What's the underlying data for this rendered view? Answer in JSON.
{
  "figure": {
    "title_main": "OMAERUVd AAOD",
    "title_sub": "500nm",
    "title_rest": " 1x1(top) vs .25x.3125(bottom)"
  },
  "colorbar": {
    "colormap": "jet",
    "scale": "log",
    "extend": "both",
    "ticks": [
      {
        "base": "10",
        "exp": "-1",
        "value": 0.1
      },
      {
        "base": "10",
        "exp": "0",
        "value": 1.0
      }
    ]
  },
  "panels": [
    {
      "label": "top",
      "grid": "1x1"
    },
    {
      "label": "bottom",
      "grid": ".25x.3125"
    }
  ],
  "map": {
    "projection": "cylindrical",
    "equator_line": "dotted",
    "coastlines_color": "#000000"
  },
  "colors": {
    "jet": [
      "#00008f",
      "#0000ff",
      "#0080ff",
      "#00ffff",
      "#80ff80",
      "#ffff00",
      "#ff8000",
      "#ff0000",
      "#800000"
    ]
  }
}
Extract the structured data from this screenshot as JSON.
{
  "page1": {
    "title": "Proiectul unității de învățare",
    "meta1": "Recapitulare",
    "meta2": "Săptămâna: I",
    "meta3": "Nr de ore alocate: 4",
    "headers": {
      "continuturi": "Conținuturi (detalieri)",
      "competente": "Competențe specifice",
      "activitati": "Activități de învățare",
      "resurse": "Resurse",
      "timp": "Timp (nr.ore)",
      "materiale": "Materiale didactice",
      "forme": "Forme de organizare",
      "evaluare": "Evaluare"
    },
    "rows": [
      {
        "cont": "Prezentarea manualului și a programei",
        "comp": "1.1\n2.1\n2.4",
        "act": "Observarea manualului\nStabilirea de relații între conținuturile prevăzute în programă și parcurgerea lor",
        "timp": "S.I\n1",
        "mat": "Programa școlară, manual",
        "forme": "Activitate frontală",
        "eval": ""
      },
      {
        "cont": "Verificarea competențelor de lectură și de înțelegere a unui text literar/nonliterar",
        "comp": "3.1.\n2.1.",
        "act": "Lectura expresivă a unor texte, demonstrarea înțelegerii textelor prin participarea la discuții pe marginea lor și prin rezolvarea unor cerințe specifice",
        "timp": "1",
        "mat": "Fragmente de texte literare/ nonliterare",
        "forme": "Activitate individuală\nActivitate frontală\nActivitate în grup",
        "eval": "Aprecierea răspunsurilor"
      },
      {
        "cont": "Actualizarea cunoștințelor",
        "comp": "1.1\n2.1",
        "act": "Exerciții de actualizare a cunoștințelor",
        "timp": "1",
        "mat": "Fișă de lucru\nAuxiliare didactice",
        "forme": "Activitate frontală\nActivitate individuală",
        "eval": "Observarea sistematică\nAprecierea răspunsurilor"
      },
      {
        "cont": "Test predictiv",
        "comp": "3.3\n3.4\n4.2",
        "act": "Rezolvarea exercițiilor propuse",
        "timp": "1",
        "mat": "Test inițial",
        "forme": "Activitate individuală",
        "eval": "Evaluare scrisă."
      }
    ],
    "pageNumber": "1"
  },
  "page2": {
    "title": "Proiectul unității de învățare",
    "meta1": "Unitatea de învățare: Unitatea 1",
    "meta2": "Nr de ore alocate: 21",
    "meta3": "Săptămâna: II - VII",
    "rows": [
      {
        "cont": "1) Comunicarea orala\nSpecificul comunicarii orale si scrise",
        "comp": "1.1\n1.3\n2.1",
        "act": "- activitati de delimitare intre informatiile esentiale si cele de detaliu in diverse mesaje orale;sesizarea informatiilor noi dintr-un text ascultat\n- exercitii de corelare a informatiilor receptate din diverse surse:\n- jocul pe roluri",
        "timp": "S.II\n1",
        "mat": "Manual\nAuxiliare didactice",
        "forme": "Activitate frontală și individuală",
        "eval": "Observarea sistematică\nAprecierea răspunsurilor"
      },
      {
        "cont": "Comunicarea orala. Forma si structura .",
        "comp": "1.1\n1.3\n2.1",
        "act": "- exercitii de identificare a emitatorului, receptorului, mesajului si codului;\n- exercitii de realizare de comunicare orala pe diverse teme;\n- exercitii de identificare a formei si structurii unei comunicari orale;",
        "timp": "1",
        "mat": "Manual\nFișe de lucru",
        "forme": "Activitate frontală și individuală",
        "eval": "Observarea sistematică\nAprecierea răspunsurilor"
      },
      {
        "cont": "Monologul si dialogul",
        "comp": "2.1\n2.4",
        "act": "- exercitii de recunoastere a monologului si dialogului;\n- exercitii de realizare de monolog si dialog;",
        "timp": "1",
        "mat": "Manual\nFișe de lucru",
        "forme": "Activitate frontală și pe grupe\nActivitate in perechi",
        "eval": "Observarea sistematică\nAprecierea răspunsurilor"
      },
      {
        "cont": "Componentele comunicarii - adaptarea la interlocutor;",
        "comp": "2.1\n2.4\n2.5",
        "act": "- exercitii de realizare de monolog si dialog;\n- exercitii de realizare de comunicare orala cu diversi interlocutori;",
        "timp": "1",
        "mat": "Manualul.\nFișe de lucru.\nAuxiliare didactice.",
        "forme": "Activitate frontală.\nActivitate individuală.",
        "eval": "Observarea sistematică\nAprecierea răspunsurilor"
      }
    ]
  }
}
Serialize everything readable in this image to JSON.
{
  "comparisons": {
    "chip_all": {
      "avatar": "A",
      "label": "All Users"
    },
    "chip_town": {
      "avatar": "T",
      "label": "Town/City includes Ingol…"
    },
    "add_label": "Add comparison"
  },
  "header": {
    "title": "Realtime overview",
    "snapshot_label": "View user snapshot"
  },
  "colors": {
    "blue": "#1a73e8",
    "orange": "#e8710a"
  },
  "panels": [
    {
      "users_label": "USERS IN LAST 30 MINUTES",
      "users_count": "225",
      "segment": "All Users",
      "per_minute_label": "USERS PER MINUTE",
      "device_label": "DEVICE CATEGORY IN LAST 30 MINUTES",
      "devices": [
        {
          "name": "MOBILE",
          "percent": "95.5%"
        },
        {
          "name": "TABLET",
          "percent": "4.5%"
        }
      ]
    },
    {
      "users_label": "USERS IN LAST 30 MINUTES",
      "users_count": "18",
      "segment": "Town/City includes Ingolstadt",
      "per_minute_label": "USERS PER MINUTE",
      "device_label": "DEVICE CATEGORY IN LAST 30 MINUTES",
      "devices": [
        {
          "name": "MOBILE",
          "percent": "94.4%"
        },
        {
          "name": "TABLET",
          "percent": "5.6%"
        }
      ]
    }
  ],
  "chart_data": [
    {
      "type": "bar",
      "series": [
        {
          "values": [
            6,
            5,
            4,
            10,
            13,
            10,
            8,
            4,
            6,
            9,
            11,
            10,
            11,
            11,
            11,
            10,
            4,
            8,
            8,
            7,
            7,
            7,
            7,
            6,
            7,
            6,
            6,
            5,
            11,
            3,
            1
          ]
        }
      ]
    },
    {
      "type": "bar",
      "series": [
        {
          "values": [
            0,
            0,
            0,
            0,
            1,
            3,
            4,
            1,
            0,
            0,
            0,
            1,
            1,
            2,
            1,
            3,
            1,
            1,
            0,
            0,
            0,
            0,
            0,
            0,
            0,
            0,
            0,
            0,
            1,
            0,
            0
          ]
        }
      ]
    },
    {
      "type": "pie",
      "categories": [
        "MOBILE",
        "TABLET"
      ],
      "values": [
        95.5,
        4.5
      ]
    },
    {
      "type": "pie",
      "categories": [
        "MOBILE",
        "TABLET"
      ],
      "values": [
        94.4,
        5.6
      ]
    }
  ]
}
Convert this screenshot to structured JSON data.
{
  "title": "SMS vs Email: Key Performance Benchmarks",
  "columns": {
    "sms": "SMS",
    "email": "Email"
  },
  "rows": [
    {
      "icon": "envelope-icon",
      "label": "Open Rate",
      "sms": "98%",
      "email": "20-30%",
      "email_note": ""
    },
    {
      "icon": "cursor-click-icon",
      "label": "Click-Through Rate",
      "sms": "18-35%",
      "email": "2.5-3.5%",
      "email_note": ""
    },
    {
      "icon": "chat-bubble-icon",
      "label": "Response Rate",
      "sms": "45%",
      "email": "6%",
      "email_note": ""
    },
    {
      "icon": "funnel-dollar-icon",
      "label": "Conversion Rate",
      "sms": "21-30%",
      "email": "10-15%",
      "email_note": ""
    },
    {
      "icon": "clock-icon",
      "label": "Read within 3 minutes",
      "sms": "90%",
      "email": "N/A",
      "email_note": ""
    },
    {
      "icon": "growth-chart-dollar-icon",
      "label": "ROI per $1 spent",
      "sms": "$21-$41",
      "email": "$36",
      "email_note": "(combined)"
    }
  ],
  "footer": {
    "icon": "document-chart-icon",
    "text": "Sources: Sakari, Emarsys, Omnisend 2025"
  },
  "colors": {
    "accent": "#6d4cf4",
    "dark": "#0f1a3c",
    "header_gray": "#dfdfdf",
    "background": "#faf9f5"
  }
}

::::::

Read through the data and copy every line where "frontală" shows up.

→ **FULL RESPONSE**
        "forme": "Activitate frontală",
        "forme": "Activitate individuală\nActivitate frontală\nActivitate în grup",
        "forme": "Activitate frontală\nActivitate individuală",
        "forme": "Activitate frontală și individuală",
        "forme": "Activitate frontală și individuală",
        "forme": "Activitate frontală și pe grupe\nActivitate in perechi",
        "forme": "Activitate frontală.\nActivitate individuală.",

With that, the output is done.